[What the exercise asks]: Whenever a line below holds the word "head", copy that line.

[Material for this task]:

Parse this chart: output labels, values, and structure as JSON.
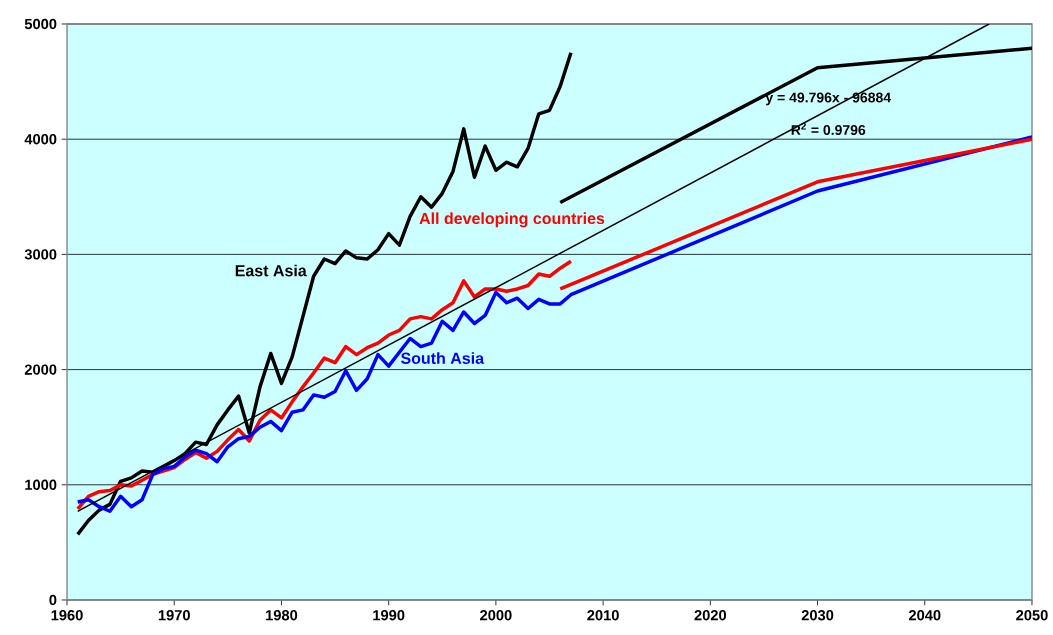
{
  "chart_data": {
    "type": "line",
    "xlim": [
      1960,
      2050
    ],
    "ylim": [
      0,
      5000
    ],
    "xticks": [
      1960,
      1970,
      1980,
      1990,
      2000,
      2010,
      2020,
      2030,
      2040,
      2050
    ],
    "yticks": [
      0,
      1000,
      2000,
      3000,
      4000,
      5000
    ],
    "grid": "y",
    "annotations": [
      "y = 49.796x - 96884",
      "R$^{2}$ = 0.9796"
    ],
    "series": [
      {
        "name": "East Asia",
        "color": "#000000",
        "x": [
          1961,
          1962,
          1963,
          1964,
          1965,
          1966,
          1967,
          1968,
          1969,
          1970,
          1971,
          1972,
          1973,
          1974,
          1975,
          1976,
          1977,
          1978,
          1979,
          1980,
          1981,
          1982,
          1983,
          1984,
          1985,
          1986,
          1987,
          1988,
          1989,
          1990,
          1991,
          1992,
          1993,
          1994,
          1995,
          1996,
          1997,
          1998,
          1999,
          2000,
          2001,
          2002,
          2003,
          2004,
          2005,
          2006,
          2007
        ],
        "values": [
          570,
          690,
          780,
          830,
          1030,
          1060,
          1120,
          1110,
          1160,
          1210,
          1270,
          1370,
          1350,
          1520,
          1650,
          1770,
          1450,
          1850,
          2140,
          1880,
          2110,
          2460,
          2810,
          2960,
          2920,
          3030,
          2970,
          2960,
          3040,
          3180,
          3080,
          3330,
          3500,
          3410,
          3530,
          3720,
          4090,
          3670,
          3940,
          3730,
          3800,
          3760,
          3920,
          4220,
          4250,
          4460,
          4750
        ]
      },
      {
        "name": "All developing countries",
        "color": "#ff0000",
        "x": [
          1961,
          1962,
          1963,
          1964,
          1965,
          1966,
          1967,
          1968,
          1969,
          1970,
          1971,
          1972,
          1973,
          1974,
          1975,
          1976,
          1977,
          1978,
          1979,
          1980,
          1981,
          1982,
          1983,
          1984,
          1985,
          1986,
          1987,
          1988,
          1989,
          1990,
          1991,
          1992,
          1993,
          1994,
          1995,
          1996,
          1997,
          1998,
          1999,
          2000,
          2001,
          2002,
          2003,
          2004,
          2005,
          2006,
          2007
        ],
        "values": [
          790,
          900,
          940,
          950,
          1000,
          990,
          1040,
          1090,
          1120,
          1150,
          1220,
          1280,
          1230,
          1290,
          1390,
          1480,
          1380,
          1560,
          1650,
          1580,
          1720,
          1850,
          1970,
          2100,
          2060,
          2200,
          2130,
          2190,
          2230,
          2300,
          2340,
          2440,
          2460,
          2440,
          2520,
          2580,
          2770,
          2630,
          2700,
          2700,
          2680,
          2700,
          2730,
          2830,
          2810,
          2880,
          2940
        ]
      },
      {
        "name": "South Asia",
        "color": "#0000ff",
        "x": [
          1961,
          1962,
          1963,
          1964,
          1965,
          1966,
          1967,
          1968,
          1969,
          1970,
          1971,
          1972,
          1973,
          1974,
          1975,
          1976,
          1977,
          1978,
          1979,
          1980,
          1981,
          1982,
          1983,
          1984,
          1985,
          1986,
          1987,
          1988,
          1989,
          1990,
          1991,
          1992,
          1993,
          1994,
          1995,
          1996,
          1997,
          1998,
          1999,
          2000,
          2001,
          2002,
          2003,
          2004,
          2005,
          2006,
          2007,
          2030,
          2050
        ],
        "values": [
          850,
          870,
          810,
          770,
          900,
          810,
          870,
          1090,
          1140,
          1160,
          1240,
          1300,
          1270,
          1200,
          1330,
          1400,
          1420,
          1500,
          1550,
          1470,
          1630,
          1650,
          1780,
          1760,
          1810,
          1990,
          1820,
          1920,
          2130,
          2030,
          2150,
          2270,
          2200,
          2230,
          2420,
          2340,
          2500,
          2400,
          2470,
          2670,
          2580,
          2620,
          2530,
          2610,
          2570,
          2570,
          2650,
          3550,
          4020
        ]
      },
      {
        "color": "#000000",
        "x": [
          2006,
          2030,
          2050
        ],
        "values": [
          3450,
          4620,
          4790
        ]
      },
      {
        "color": "#ff0000",
        "x": [
          2006,
          2030,
          2050
        ],
        "values": [
          2700,
          3630,
          4000
        ]
      },
      {
        "color": "#000000",
        "x": [
          1961,
          2046
        ],
        "values": [
          770,
          5000
        ]
      }
    ]
  }
}
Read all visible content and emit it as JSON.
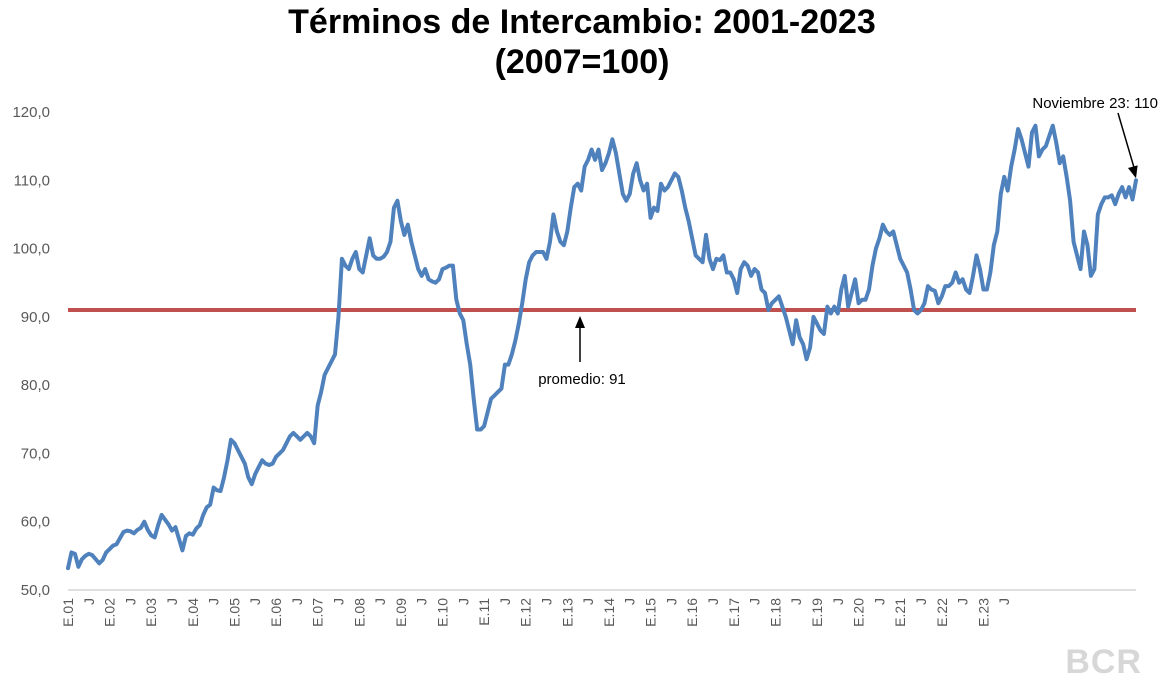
{
  "chart_data": {
    "type": "line",
    "title_line1": "Términos de Intercambio: 2001-2023",
    "title_line2": "(2007=100)",
    "xlabel": "",
    "ylabel": "",
    "ylim": [
      50,
      120
    ],
    "yticks": [
      "50,0",
      "60,0",
      "70,0",
      "80,0",
      "90,0",
      "100,0",
      "110,0",
      "120,0"
    ],
    "xticks": [
      "E.01",
      "J",
      "E.02",
      "J",
      "E.03",
      "J",
      "E.04",
      "J",
      "E.05",
      "J",
      "E.06",
      "J",
      "E.07",
      "J",
      "E.08",
      "J",
      "E.09",
      "J",
      "E.10",
      "J",
      "E.11",
      "J",
      "E.12",
      "J",
      "E.13",
      "J",
      "E.14",
      "J",
      "E.15",
      "J",
      "E.16",
      "J",
      "E.17",
      "J",
      "E.18",
      "J",
      "E.19",
      "J",
      "E.20",
      "J",
      "E.21",
      "J",
      "E.22",
      "J",
      "E.23",
      "J"
    ],
    "grid": false,
    "legend": "none",
    "x_start": "2001-01",
    "x_end": "2023-11",
    "line_color": "#4f81bd",
    "average_line": {
      "value": 91,
      "color": "#c0504d",
      "label": "promedio: 91"
    },
    "annotation": {
      "label": "Noviembre 23: 110",
      "x": "2023-11",
      "y": 110
    },
    "series": [
      {
        "values": [
          53.2,
          55.5,
          55.3,
          53.4,
          54.5,
          55,
          55.3,
          55.1,
          54.5,
          53.9,
          54.4,
          55.5,
          56,
          56.5,
          56.7,
          57.6,
          58.5,
          58.7,
          58.6,
          58.3,
          58.8,
          59.1,
          60,
          58.8,
          58,
          57.7,
          59.5,
          61,
          60.3,
          59.6,
          58.7,
          59.2,
          57.5,
          55.8,
          57.9,
          58.3,
          58.1,
          59,
          59.5,
          61,
          62.1,
          62.5,
          65,
          64.6,
          64.5,
          66.5,
          69,
          72,
          71.5,
          70.5,
          69.5,
          68.5,
          66.5,
          65.5,
          67,
          68,
          69,
          68.5,
          68.3,
          68.5,
          69.5,
          70,
          70.5,
          71.5,
          72.5,
          73,
          72.5,
          72,
          72.5,
          73,
          72.5,
          71.5,
          77,
          79,
          81.5,
          82.5,
          83.5,
          84.5,
          90,
          98.5,
          97.5,
          97,
          98.5,
          99.5,
          97,
          96.5,
          99,
          101.5,
          99,
          98.5,
          98.5,
          98.8,
          99.5,
          101,
          106,
          107,
          104,
          102,
          103.5,
          101,
          99,
          97,
          96,
          97,
          95.5,
          95.2,
          95,
          95.5,
          97,
          97.2,
          97.5,
          97.5,
          92.5,
          90.5,
          89.5,
          86,
          83,
          78,
          73.5,
          73.5,
          74,
          76,
          78,
          78.5,
          79,
          79.5,
          83,
          83,
          84.5,
          86.5,
          89,
          92,
          95.5,
          98,
          99,
          99.5,
          99.5,
          99.5,
          98.5,
          101,
          105,
          102.5,
          101,
          100.5,
          102.5,
          106,
          109,
          109.5,
          108.5,
          112,
          113,
          114.5,
          113,
          114.5,
          111.5,
          112.5,
          114,
          116,
          114,
          111,
          108,
          107,
          108,
          111,
          112.5,
          110,
          108.5,
          109.5,
          104.5,
          106,
          105.5,
          109.5,
          108.5,
          109,
          110,
          111,
          110.5,
          108.5,
          106,
          104,
          101.5,
          99,
          98.5,
          98,
          102,
          98.5,
          97,
          98.5,
          98.3,
          99,
          96.5,
          96.5,
          95.5,
          93.5,
          97,
          98,
          97.5,
          96,
          97,
          96.5,
          94,
          93.5,
          91,
          92,
          92.5,
          93,
          91.5,
          90,
          88,
          86,
          89.5,
          87,
          86,
          83.8,
          85.5,
          90,
          89,
          88,
          87.5,
          91.5,
          90.5,
          91.5,
          90.5,
          94,
          96,
          91.5,
          93.5,
          95.5,
          92,
          92.5,
          92.5,
          94,
          97.5,
          100,
          101.5,
          103.5,
          102.5,
          102,
          102.5,
          100.5,
          98.5,
          97.5,
          96.5,
          94,
          91,
          90.5,
          91,
          92,
          94.5,
          94,
          93.8,
          92,
          93,
          94.5,
          94.5,
          95,
          96.5,
          95,
          95.5,
          94,
          93.5,
          96,
          99,
          97,
          94,
          94,
          96.5,
          100.5,
          102.5,
          108,
          110.5,
          108.5,
          112,
          114.5,
          117.5,
          116,
          114,
          112,
          117,
          118,
          113.5,
          114.5,
          115,
          116.5,
          118,
          115.5,
          112.5,
          113.5,
          110.5,
          107,
          101,
          99,
          97,
          102.5,
          100.5,
          96,
          97,
          105,
          106.5,
          107.5,
          107.5,
          107.8,
          106.5,
          108,
          109,
          107.5,
          109,
          107.2,
          110
        ]
      }
    ]
  },
  "watermark": "BCR"
}
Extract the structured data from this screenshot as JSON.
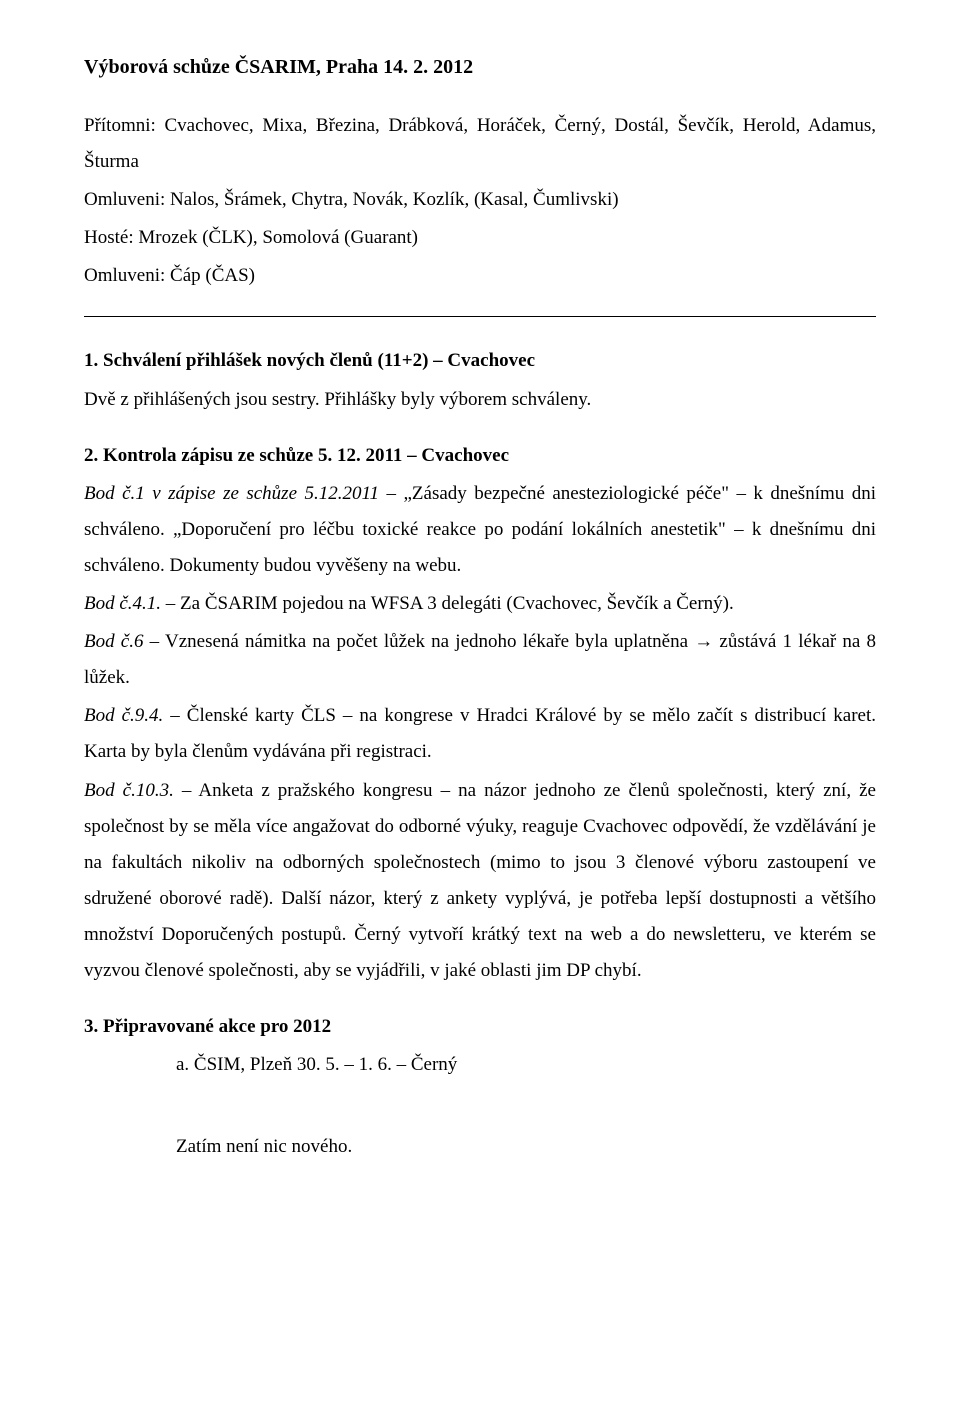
{
  "title": "Výborová schůze ČSARIM, Praha 14. 2. 2012",
  "attend": {
    "pritomni": "Přítomni: Cvachovec, Mixa, Březina, Drábková, Horáček, Černý, Dostál, Ševčík, Herold, Adamus, Šturma",
    "omluveni": "Omluveni: Nalos, Šrámek, Chytra, Novák, Kozlík, (Kasal, Čumlivski)",
    "hoste": "Hosté: Mrozek (ČLK), Somolová (Guarant)",
    "omluveni2": "Omluveni: Čáp (ČAS)"
  },
  "section1": {
    "head": "1. Schválení přihlášek nových členů (11+2) – Cvachovec",
    "line1": "Dvě z přihlášených jsou sestry. Přihlášky byly výborem schváleny."
  },
  "section2": {
    "head": "2. Kontrola zápisu ze schůze 5. 12. 2011 – Cvachovec",
    "p1": {
      "lead_it": "Bod č.1 v zápise ze schůze 5.12.2011",
      "rest": " – „Zásady bezpečné anesteziologické péče\" – k dnešnímu dni schváleno. „Doporučení pro léčbu toxické reakce po podání lokálních anestetik\" – k dnešnímu dni schváleno. Dokumenty budou vyvěšeny na webu."
    },
    "p2": {
      "lead_it": "Bod č.4.1.",
      "rest": " – Za ČSARIM pojedou na WFSA 3 delegáti (Cvachovec, Ševčík a Černý)."
    },
    "p3": {
      "lead_it": "Bod č.6",
      "rest": " – Vznesená námitka na počet lůžek na jednoho lékaře byla uplatněna → zůstává 1 lékař na 8 lůžek."
    },
    "p4": {
      "lead_it": "Bod č.9.4.",
      "rest": " – Členské karty ČLS – na kongrese v Hradci Králové by se mělo začít s distribucí karet. Karta by byla členům vydávána při registraci."
    },
    "p5": {
      "lead_it": "Bod č.10.3.",
      "rest": " – Anketa z pražského kongresu – na názor jednoho ze členů společnosti, který zní, že společnost by se měla více angažovat do odborné výuky, reaguje Cvachovec odpovědí, že vzdělávání je na fakultách nikoliv na odborných společnostech (mimo to jsou 3 členové výboru zastoupení ve sdružené oborové radě). Další názor, který z ankety vyplývá, je potřeba lepší dostupnosti a většího množství Doporučených postupů. Černý vytvoří krátký text na web a do newsletteru, ve kterém se vyzvou členové společnosti, aby se vyjádřili, v jaké oblasti jim DP chybí."
    }
  },
  "section3": {
    "head": "3. Připravované akce pro 2012",
    "item_a": "a.   ČSIM, Plzeň 30. 5. – 1. 6. – Černý",
    "bottom": "Zatím není nic nového."
  }
}
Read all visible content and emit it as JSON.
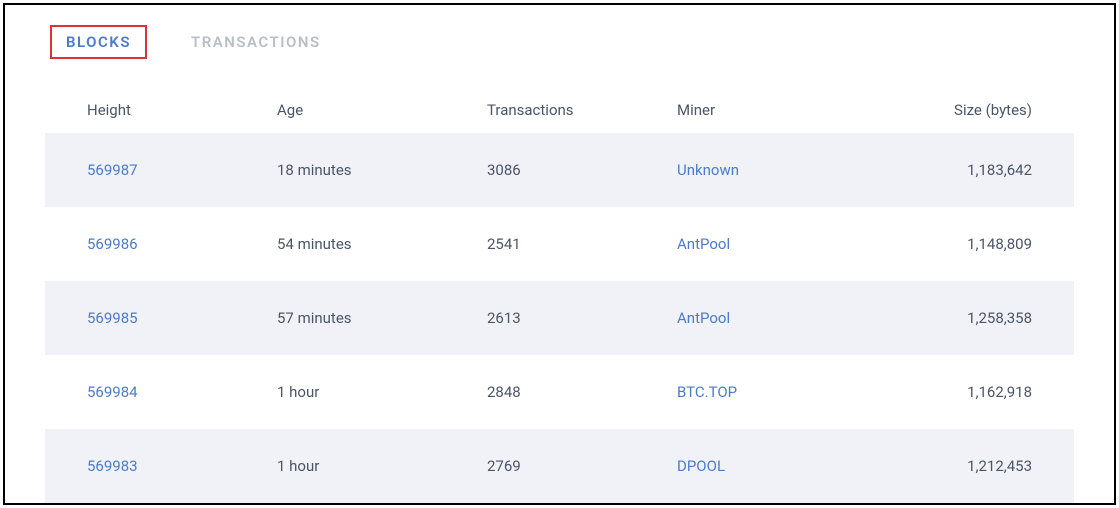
{
  "tabs": {
    "blocks": "BLOCKS",
    "transactions": "TRANSACTIONS"
  },
  "table": {
    "columns": {
      "height": "Height",
      "age": "Age",
      "transactions": "Transactions",
      "miner": "Miner",
      "size": "Size (bytes)"
    },
    "rows": [
      {
        "height": "569987",
        "age": "18 minutes",
        "transactions": "3086",
        "miner": "Unknown",
        "size": "1,183,642"
      },
      {
        "height": "569986",
        "age": "54 minutes",
        "transactions": "2541",
        "miner": "AntPool",
        "size": "1,148,809"
      },
      {
        "height": "569985",
        "age": "57 minutes",
        "transactions": "2613",
        "miner": "AntPool",
        "size": "1,258,358"
      },
      {
        "height": "569984",
        "age": "1 hour",
        "transactions": "2848",
        "miner": "BTC.TOP",
        "size": "1,162,918"
      },
      {
        "height": "569983",
        "age": "1 hour",
        "transactions": "2769",
        "miner": "DPOOL",
        "size": "1,212,453"
      }
    ]
  },
  "colors": {
    "link": "#4a7bd0",
    "text": "#4a5568",
    "inactive_tab": "#b8bec7",
    "stripe_bg": "#f1f2f7",
    "highlight_border": "#d93535"
  }
}
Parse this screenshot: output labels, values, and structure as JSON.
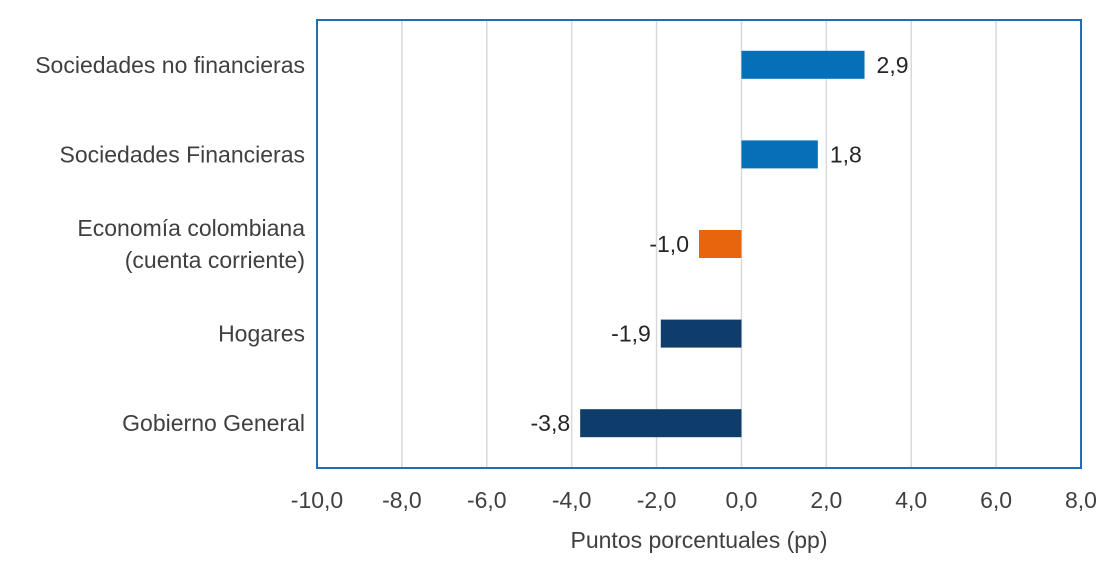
{
  "chart_data": {
    "type": "bar",
    "orientation": "horizontal",
    "categories": [
      [
        "Sociedades no financieras"
      ],
      [
        "Sociedades Financieras"
      ],
      [
        "Economía colombiana",
        "(cuenta corriente)"
      ],
      [
        "Hogares"
      ],
      [
        "Gobierno General"
      ]
    ],
    "values": [
      2.9,
      1.8,
      -1.0,
      -1.9,
      -3.8
    ],
    "value_labels": [
      "2,9",
      "1,8",
      "-1,0",
      "-1,9",
      "-3,8"
    ],
    "colors": [
      "#0570B8",
      "#0570B8",
      "#E8650E",
      "#0E3D6B",
      "#0E3D6B"
    ],
    "xlabel": "Puntos porcentuales (pp)",
    "xlim": [
      -10,
      8
    ],
    "xticks": [
      -10,
      -8,
      -6,
      -4,
      -2,
      0,
      2,
      4,
      6,
      8
    ],
    "xtick_labels": [
      "-10,0",
      "-8,0",
      "-6,0",
      "-4,0",
      "-2,0",
      "0,0",
      "2,0",
      "4,0",
      "6,0",
      "8,0"
    ],
    "grid": "vertical",
    "frame_color": "#1F6FB4",
    "grid_color": "#D9D9D9"
  }
}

[Completed exercise]:
    "head": "1. Schválení přihlášek nových členů (11+2) – Cvachovec",
    "head": "2. Kontrola zápisu ze schůze 5. 12. 2011 – Cvachovec",
    "head": "3. Připravované akce pro 2012",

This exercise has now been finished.